Given problem: Of the lines below, count those containing the word "emigrated". Reply with the number alone.

Data provided:
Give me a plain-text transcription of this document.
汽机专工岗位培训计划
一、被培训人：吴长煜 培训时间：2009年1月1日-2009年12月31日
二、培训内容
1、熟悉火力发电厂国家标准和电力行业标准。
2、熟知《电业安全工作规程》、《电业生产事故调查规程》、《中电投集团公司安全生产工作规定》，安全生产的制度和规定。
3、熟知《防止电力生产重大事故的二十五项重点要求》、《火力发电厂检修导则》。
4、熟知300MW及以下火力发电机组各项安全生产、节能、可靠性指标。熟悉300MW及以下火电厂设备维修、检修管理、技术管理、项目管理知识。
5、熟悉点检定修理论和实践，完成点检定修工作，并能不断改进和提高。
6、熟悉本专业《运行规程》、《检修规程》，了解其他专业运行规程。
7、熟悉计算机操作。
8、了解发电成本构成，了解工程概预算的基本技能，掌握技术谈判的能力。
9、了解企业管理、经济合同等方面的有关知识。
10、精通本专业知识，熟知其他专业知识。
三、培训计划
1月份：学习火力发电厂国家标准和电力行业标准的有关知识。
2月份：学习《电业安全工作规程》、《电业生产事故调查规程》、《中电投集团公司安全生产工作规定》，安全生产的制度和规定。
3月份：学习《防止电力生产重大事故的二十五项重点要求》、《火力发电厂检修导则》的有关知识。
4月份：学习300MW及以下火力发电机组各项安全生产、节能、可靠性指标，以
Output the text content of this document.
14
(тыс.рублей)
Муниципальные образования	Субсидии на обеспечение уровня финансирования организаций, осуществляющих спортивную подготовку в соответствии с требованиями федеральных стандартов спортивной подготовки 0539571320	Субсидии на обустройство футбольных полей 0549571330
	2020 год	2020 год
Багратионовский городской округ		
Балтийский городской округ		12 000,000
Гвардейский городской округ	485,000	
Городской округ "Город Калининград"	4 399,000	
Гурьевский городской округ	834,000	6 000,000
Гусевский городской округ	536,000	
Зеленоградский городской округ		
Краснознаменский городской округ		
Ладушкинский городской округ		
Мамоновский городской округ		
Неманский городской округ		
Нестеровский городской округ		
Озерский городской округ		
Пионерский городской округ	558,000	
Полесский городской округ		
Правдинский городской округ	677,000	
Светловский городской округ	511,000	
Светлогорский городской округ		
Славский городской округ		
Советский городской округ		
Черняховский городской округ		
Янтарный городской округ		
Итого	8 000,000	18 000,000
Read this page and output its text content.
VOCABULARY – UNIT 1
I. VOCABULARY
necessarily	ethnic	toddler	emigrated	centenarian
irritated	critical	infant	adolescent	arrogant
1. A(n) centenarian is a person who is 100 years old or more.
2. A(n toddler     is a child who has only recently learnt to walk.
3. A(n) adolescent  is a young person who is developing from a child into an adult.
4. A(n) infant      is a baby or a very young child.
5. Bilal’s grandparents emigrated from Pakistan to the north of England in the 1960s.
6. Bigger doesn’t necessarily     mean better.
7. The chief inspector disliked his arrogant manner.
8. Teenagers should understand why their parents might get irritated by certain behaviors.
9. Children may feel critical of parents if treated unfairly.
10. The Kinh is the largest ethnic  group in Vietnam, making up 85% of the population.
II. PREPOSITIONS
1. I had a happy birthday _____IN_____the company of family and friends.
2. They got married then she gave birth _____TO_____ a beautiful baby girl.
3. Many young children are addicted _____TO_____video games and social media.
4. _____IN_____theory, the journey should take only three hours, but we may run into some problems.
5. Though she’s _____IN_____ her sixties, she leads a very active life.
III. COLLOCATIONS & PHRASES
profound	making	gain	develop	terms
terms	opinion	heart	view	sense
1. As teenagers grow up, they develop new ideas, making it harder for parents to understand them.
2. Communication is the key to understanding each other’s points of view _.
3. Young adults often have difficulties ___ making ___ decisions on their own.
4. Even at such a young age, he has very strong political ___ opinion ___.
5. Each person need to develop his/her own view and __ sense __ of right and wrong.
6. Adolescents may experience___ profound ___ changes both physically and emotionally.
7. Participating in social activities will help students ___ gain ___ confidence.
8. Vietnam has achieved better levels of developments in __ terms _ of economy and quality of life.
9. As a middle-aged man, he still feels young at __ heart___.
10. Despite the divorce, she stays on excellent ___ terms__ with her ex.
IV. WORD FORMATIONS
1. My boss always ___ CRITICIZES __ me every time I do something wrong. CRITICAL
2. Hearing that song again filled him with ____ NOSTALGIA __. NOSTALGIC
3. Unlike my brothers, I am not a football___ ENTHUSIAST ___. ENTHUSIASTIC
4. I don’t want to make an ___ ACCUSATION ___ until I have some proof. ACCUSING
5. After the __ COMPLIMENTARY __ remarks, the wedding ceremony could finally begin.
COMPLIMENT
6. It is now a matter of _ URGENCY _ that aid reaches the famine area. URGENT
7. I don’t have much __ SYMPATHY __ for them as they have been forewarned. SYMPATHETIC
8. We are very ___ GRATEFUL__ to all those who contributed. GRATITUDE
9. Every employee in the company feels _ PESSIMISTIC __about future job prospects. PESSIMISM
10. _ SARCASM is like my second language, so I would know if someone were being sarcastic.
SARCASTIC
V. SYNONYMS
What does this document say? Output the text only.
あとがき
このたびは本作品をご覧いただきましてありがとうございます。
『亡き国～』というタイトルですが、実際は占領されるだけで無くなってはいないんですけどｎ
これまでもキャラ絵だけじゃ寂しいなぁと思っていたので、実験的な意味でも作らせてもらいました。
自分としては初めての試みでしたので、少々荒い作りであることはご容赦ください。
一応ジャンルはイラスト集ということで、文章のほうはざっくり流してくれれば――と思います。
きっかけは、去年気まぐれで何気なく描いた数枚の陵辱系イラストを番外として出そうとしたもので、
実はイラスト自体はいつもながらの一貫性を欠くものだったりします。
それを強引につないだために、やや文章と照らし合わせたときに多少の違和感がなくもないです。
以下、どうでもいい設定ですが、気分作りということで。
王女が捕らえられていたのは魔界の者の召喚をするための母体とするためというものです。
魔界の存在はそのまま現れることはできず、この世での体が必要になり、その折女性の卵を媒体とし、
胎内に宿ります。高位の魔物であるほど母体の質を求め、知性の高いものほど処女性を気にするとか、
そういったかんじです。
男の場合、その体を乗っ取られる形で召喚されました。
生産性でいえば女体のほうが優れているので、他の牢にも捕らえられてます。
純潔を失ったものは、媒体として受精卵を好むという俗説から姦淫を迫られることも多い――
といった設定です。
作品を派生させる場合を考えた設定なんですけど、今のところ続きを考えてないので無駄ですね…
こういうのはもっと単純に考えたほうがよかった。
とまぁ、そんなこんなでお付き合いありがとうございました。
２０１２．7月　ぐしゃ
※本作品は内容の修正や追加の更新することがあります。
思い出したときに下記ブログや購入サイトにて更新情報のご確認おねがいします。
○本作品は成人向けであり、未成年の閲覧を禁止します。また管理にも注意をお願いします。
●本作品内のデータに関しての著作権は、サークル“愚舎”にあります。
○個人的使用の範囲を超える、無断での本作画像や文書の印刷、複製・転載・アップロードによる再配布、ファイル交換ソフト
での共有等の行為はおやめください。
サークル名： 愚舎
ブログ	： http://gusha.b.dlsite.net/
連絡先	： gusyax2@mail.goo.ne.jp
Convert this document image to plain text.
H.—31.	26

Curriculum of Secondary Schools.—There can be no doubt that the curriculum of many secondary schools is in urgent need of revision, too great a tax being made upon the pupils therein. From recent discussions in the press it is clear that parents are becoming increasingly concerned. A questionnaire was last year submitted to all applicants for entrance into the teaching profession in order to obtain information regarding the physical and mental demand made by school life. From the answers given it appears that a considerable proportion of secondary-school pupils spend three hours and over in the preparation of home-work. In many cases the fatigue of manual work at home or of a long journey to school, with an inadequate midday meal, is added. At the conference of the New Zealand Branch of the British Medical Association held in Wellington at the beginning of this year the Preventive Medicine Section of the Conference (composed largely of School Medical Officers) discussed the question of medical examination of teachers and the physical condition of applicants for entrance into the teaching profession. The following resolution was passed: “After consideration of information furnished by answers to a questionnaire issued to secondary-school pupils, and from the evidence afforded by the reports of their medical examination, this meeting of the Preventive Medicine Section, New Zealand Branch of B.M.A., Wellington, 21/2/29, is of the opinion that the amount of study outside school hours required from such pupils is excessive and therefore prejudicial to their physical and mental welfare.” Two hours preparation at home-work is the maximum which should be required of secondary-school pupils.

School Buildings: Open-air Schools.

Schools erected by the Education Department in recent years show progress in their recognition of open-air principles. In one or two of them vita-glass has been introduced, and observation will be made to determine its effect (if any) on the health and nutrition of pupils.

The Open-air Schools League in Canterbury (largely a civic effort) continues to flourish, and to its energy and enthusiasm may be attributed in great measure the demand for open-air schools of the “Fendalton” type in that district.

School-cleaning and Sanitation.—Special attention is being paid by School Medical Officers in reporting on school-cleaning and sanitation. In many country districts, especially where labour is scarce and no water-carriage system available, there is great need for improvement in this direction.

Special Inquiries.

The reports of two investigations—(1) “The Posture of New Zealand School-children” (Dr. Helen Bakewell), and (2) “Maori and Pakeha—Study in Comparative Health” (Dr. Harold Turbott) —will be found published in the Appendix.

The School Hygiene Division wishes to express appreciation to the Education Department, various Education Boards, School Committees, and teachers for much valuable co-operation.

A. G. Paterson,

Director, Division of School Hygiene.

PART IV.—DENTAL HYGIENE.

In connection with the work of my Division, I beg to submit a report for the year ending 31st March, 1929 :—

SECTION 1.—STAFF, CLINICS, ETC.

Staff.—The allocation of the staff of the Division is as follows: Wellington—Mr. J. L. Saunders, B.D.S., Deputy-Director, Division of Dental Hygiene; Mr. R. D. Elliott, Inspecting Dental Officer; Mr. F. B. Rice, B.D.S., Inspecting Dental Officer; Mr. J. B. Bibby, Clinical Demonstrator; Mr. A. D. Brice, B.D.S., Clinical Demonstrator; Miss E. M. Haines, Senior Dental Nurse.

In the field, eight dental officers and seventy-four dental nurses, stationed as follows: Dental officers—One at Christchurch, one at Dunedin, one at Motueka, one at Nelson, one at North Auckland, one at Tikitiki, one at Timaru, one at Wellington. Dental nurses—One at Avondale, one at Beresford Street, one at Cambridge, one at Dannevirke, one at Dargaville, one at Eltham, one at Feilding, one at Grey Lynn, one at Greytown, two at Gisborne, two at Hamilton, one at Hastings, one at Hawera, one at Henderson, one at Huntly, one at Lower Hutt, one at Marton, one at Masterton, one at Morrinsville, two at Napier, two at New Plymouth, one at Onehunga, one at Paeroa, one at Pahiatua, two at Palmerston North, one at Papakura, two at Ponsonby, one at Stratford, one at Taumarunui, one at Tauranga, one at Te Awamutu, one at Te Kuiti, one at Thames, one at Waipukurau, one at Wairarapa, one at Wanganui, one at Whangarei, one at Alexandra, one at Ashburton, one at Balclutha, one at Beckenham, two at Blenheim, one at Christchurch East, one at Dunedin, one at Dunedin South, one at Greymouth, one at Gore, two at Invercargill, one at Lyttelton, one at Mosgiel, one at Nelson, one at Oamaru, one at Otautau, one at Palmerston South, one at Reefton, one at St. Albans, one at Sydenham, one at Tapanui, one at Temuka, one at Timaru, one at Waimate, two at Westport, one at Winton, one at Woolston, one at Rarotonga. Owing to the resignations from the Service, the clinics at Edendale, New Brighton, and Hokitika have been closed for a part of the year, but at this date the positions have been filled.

Task solution: 2